The request: Extract the entries in their exact form.

(Entries from a dataset)
(begin)
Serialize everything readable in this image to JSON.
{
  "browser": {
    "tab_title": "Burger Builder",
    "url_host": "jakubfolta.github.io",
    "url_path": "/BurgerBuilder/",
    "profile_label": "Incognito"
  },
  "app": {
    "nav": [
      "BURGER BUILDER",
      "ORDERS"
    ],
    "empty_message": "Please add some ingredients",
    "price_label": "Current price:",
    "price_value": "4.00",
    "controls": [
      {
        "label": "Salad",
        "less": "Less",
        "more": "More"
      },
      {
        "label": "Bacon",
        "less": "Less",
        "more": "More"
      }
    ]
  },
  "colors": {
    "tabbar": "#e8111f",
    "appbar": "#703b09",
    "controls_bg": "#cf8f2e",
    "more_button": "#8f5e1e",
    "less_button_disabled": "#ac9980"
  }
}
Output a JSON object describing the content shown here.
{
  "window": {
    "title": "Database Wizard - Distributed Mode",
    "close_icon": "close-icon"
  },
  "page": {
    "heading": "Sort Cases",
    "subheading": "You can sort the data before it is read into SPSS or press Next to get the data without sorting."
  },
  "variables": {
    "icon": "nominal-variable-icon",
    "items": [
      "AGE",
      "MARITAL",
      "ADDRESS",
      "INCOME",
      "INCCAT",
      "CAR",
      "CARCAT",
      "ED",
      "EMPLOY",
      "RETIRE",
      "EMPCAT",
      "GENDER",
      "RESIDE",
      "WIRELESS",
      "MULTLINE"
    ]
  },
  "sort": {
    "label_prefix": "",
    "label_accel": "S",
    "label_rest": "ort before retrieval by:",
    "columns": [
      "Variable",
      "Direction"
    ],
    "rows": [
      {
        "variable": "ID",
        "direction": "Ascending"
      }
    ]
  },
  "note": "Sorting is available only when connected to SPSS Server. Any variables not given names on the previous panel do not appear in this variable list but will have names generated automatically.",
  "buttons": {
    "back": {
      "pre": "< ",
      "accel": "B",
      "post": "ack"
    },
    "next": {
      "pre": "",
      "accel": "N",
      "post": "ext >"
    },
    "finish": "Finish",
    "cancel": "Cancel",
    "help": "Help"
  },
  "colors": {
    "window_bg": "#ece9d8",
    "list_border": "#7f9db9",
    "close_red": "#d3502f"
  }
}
(end)
Answer to this problem:
Serialize everything readable in this image to JSON.
{
  "browser": {
    "tab_title": "Burger Builder",
    "url_host": "jakubfolta.github.io",
    "url_path": "/BurgerBuilder/",
    "profile_label": "Incognito"
  },
  "app": {
    "nav": [
      "BURGER BUILDER",
      "ORDERS"
    ],
    "empty_message": "Please add some ingredients",
    "price_label": "Current price:",
    "price_value": "4.00",
    "controls": [
      {
        "label": "Salad",
        "less": "Less",
        "more": "More"
      },
      {
        "label": "Bacon",
        "less": "Less",
        "more": "More"
      }
    ]
  },
  "colors": {
    "tabbar": "#e8111f",
    "appbar": "#703b09",
    "controls_bg": "#cf8f2e",
    "more_button": "#8f5e1e",
    "less_button_disabled": "#ac9980"
  }
}
Output a JSON object describing the content shown here.
{
  "window": {
    "title": "Database Wizard - Distributed Mode",
    "close_icon": "close-icon"
  },
  "page": {
    "heading": "Sort Cases",
    "subheading": "You can sort the data before it is read into SPSS or press Next to get the data without sorting."
  },
  "variables": {
    "icon": "nominal-variable-icon",
    "items": [
      "AGE",
      "MARITAL",
      "ADDRESS",
      "INCOME",
      "INCCAT",
      "CAR",
      "CARCAT",
      "ED",
      "EMPLOY",
      "RETIRE",
      "EMPCAT",
      "GENDER",
      "RESIDE",
      "WIRELESS",
      "MULTLINE"
    ]
  },
  "sort": {
    "label_prefix": "",
    "label_accel": "S",
    "label_rest": "ort before retrieval by:",
    "columns": [
      "Variable",
      "Direction"
    ],
    "rows": [
      {
        "variable": "ID",
        "direction": "Ascending"
      }
    ]
  },
  "note": "Sorting is available only when connected to SPSS Server. Any variables not given names on the previous panel do not appear in this variable list but will have names generated automatically.",
  "buttons": {
    "back": {
      "pre": "< ",
      "accel": "B",
      "post": "ack"
    },
    "next": {
      "pre": "",
      "accel": "N",
      "post": "ext >"
    },
    "finish": "Finish",
    "cancel": "Cancel",
    "help": "Help"
  },
  "colors": {
    "window_bg": "#ece9d8",
    "list_border": "#7f9db9",
    "close_red": "#d3502f"
  }
}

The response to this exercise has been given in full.